# What the task asks
Check each line of the listing below for the string "JSON", and copy the ones that have it.

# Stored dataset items

──────────

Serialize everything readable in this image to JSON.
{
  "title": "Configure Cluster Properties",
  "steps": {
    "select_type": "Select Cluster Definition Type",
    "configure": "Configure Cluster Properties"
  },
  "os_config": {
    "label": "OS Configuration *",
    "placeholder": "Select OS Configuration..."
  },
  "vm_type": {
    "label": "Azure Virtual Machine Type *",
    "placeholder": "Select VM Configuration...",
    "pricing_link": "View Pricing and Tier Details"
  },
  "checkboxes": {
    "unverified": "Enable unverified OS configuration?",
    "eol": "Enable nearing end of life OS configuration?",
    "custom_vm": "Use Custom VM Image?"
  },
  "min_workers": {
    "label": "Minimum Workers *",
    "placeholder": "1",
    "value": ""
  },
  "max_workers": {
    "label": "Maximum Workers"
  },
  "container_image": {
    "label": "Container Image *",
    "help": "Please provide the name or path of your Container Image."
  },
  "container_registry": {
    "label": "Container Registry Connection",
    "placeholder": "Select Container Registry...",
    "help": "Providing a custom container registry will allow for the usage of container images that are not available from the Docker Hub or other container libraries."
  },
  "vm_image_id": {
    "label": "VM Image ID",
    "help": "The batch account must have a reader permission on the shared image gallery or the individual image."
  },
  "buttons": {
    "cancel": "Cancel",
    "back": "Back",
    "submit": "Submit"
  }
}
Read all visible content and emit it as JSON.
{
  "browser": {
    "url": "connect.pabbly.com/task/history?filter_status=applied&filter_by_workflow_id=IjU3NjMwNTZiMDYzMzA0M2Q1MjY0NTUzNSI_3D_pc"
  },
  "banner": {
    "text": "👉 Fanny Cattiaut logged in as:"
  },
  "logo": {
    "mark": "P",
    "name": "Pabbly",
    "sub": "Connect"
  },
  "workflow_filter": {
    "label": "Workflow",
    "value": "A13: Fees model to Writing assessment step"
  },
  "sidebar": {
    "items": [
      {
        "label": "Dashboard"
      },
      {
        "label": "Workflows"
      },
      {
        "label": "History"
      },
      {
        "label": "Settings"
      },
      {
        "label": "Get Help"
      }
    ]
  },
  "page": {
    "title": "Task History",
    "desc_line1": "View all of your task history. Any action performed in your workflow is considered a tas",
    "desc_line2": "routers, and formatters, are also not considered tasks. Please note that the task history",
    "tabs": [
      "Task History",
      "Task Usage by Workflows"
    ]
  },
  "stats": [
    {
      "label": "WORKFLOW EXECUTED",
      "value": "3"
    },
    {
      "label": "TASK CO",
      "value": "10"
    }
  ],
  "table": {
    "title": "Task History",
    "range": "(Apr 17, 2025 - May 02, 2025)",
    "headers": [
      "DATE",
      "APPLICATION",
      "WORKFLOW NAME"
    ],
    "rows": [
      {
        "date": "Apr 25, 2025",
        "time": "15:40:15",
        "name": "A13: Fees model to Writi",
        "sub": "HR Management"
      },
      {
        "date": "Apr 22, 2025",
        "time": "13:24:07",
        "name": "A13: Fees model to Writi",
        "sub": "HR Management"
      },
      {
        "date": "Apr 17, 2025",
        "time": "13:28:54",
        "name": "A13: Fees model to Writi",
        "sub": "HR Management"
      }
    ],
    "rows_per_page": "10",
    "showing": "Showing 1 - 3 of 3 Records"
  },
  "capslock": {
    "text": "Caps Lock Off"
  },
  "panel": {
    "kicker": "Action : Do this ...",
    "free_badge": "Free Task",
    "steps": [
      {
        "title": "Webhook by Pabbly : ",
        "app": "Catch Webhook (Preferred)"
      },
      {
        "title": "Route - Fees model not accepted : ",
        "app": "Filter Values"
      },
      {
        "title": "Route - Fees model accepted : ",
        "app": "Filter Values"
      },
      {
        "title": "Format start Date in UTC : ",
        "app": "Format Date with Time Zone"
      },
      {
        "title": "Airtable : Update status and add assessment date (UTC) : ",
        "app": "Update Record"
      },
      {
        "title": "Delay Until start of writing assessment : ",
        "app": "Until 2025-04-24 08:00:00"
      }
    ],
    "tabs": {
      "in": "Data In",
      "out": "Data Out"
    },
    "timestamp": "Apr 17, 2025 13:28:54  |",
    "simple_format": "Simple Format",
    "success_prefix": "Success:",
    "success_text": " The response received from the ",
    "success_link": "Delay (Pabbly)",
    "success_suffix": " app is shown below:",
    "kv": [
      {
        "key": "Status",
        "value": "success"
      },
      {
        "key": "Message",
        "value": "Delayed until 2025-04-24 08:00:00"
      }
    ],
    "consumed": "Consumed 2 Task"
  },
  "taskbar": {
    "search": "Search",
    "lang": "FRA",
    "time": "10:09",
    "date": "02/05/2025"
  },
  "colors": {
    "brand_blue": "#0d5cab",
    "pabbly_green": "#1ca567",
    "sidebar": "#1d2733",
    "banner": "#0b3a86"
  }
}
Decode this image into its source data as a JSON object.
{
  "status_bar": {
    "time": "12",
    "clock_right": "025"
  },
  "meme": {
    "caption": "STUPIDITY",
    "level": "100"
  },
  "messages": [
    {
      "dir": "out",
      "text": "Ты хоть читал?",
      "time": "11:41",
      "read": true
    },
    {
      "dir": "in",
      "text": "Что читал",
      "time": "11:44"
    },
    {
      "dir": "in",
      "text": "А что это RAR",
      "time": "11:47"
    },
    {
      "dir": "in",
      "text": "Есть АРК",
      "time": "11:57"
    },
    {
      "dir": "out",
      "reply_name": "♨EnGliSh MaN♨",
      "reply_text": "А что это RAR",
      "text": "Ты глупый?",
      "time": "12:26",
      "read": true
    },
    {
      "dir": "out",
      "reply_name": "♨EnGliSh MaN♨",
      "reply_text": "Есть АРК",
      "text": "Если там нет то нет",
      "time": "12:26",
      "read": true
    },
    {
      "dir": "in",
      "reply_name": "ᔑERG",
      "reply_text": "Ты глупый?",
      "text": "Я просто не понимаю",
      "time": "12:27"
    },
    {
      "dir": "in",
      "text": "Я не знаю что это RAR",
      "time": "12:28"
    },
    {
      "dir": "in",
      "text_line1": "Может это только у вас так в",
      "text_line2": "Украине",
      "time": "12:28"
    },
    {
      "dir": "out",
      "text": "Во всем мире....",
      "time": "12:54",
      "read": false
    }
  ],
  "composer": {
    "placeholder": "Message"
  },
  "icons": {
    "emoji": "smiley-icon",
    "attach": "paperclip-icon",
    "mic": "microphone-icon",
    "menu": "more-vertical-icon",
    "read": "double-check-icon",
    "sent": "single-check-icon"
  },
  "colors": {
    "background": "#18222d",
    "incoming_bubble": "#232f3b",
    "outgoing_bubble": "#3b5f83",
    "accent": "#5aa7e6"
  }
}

──────────

# Finished task
Serialize everything readable in this image to JSON.
Read all visible content and emit it as JSON.
Decode this image into its source data as a JSON object.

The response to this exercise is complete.